Your objective ::
Below are records to repeat exactly. Omit the pictures from the copy.

Begin Records for the exercise

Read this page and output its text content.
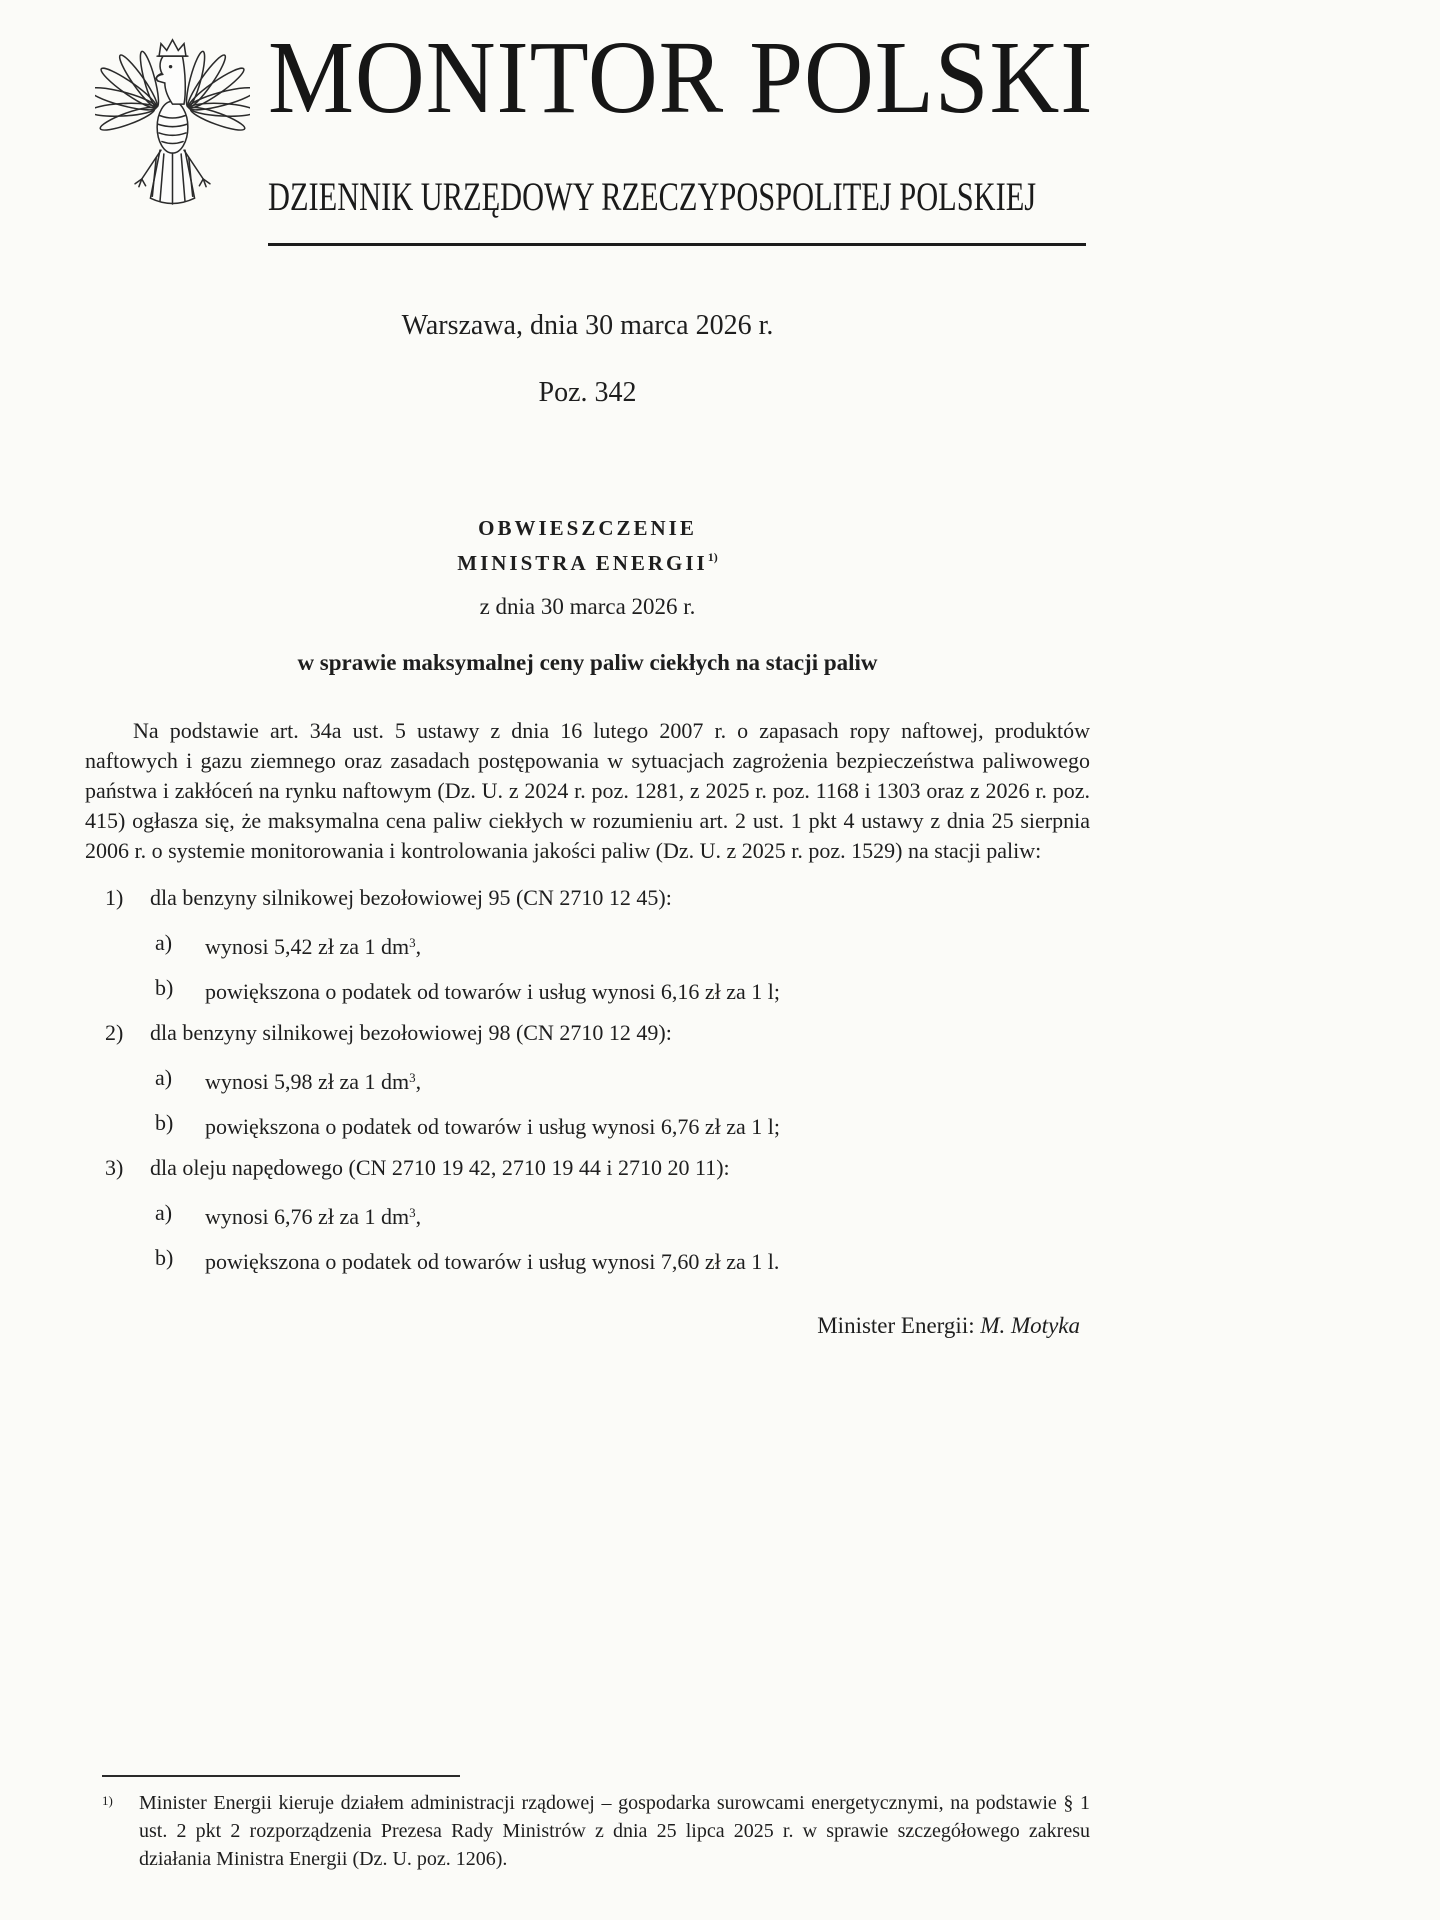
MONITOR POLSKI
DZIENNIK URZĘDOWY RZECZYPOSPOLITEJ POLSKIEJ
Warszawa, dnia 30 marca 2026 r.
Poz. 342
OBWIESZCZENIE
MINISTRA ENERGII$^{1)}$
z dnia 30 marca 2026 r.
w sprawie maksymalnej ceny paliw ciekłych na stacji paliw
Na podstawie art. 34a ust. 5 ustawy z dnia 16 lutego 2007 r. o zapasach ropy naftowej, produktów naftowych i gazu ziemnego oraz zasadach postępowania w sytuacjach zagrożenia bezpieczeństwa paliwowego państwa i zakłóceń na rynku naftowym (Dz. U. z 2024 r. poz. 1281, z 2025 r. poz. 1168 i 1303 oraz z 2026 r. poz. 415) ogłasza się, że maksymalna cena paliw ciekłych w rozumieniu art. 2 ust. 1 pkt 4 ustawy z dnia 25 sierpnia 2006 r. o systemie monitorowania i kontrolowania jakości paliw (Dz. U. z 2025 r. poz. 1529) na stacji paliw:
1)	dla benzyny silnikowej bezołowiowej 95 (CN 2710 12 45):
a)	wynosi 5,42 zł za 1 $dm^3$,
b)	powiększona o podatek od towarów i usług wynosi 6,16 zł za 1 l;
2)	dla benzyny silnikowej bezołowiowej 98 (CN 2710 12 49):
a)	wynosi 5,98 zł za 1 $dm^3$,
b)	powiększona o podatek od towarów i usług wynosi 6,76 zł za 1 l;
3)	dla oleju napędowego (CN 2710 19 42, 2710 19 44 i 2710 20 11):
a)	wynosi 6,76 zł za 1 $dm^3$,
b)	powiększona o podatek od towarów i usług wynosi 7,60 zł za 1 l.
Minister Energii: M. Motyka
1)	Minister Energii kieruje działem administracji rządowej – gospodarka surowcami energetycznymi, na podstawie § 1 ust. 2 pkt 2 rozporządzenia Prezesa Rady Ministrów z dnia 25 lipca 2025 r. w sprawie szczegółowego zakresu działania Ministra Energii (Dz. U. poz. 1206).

End Records for the exercise

Reply to the exercise ::
Read this page and output its text content.
MONITOR POLSKI
DZIENNIK URZĘDOWY RZECZYPOSPOLITEJ POLSKIEJ
Warszawa, dnia 30 marca 2026 r.
Poz. 342
OBWIESZCZENIE
MINISTRA ENERGII$^{1)}$
z dnia 30 marca 2026 r.
w sprawie maksymalnej ceny paliw ciekłych na stacji paliw
Na podstawie art. 34a ust. 5 ustawy z dnia 16 lutego 2007 r. o zapasach ropy naftowej, produktów naftowych i gazu ziemnego oraz zasadach postępowania w sytuacjach zagrożenia bezpieczeństwa paliwowego państwa i zakłóceń na rynku naftowym (Dz. U. z 2024 r. poz. 1281, z 2025 r. poz. 1168 i 1303 oraz z 2026 r. poz. 415) ogłasza się, że maksymalna cena paliw ciekłych w rozumieniu art. 2 ust. 1 pkt 4 ustawy z dnia 25 sierpnia 2006 r. o systemie monitorowania i kontrolowania jakości paliw (Dz. U. z 2025 r. poz. 1529) na stacji paliw:
1)	dla benzyny silnikowej bezołowiowej 95 (CN 2710 12 45):
a)	wynosi 5,42 zł za 1 $dm^3$,
b)	powiększona o podatek od towarów i usług wynosi 6,16 zł za 1 l;
2)	dla benzyny silnikowej bezołowiowej 98 (CN 2710 12 49):
a)	wynosi 5,98 zł za 1 $dm^3$,
b)	powiększona o podatek od towarów i usług wynosi 6,76 zł za 1 l;
3)	dla oleju napędowego (CN 2710 19 42, 2710 19 44 i 2710 20 11):
a)	wynosi 6,76 zł za 1 $dm^3$,
b)	powiększona o podatek od towarów i usług wynosi 7,60 zł za 1 l.
Minister Energii: M. Motyka
1)	Minister Energii kieruje działem administracji rządowej – gospodarka surowcami energetycznymi, na podstawie § 1 ust. 2 pkt 2 rozporządzenia Prezesa Rady Ministrów z dnia 25 lipca 2025 r. w sprawie szczegółowego zakresu działania Ministra Energii (Dz. U. poz. 1206).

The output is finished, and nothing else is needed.